WHAT IS NEEDED » Would you transcribe the listing that follows, character for character, and omit its images?

::::::

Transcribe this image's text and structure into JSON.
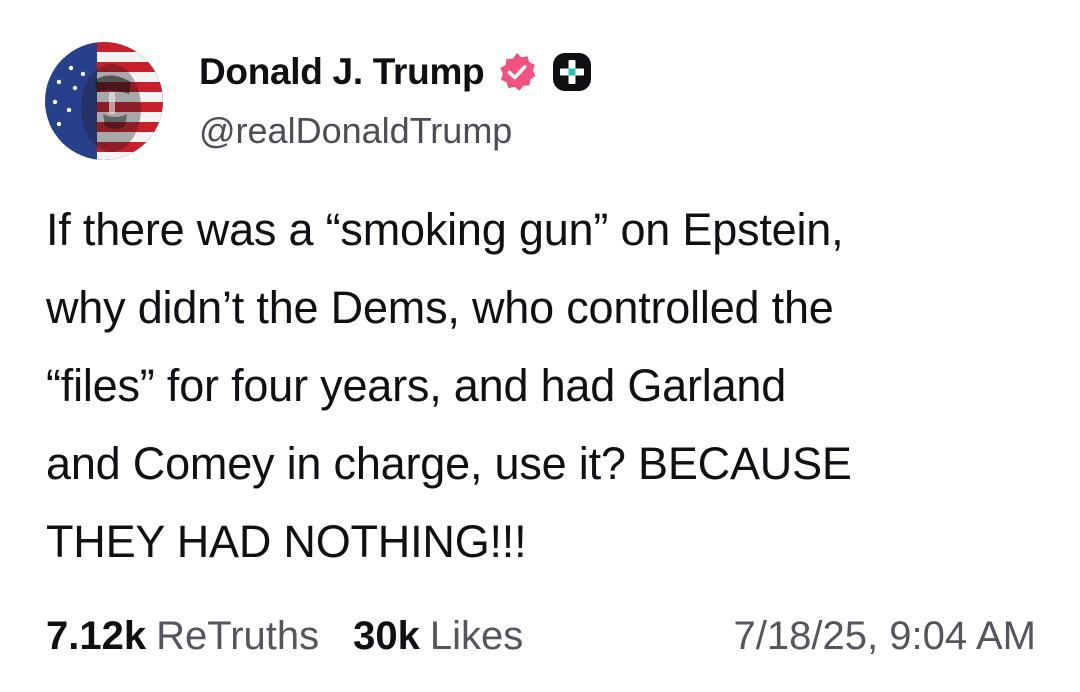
{
  "author": {
    "display_name": "Donald J. Trump",
    "handle": "@realDonaldTrump",
    "verified_color": "#f2527f",
    "badge_icon": "plus-badge-icon"
  },
  "post": {
    "lines": [
      "If there was a “smoking gun” on Epstein,",
      "why didn’t the Dems, who controlled the",
      "“files” for four years, and had Garland",
      "and Comey in charge, use it? BECAUSE",
      "THEY HAD NOTHING!!!"
    ]
  },
  "stats": {
    "retruths_count": "7.12k",
    "retruths_label": "ReTruths",
    "likes_count": "30k",
    "likes_label": "Likes",
    "timestamp": "7/18/25, 9:04 AM"
  }
}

::::::

SOLUTION BELOW »
Transcribe this image's text and structure into JSON.
{
  "author": {
    "display_name": "Donald J. Trump",
    "handle": "@realDonaldTrump",
    "verified_color": "#f2527f",
    "badge_icon": "plus-badge-icon"
  },
  "post": {
    "lines": [
      "If there was a “smoking gun” on Epstein,",
      "why didn’t the Dems, who controlled the",
      "“files” for four years, and had Garland",
      "and Comey in charge, use it? BECAUSE",
      "THEY HAD NOTHING!!!"
    ]
  },
  "stats": {
    "retruths_count": "7.12k",
    "retruths_label": "ReTruths",
    "likes_count": "30k",
    "likes_label": "Likes",
    "timestamp": "7/18/25, 9:04 AM"
  }
}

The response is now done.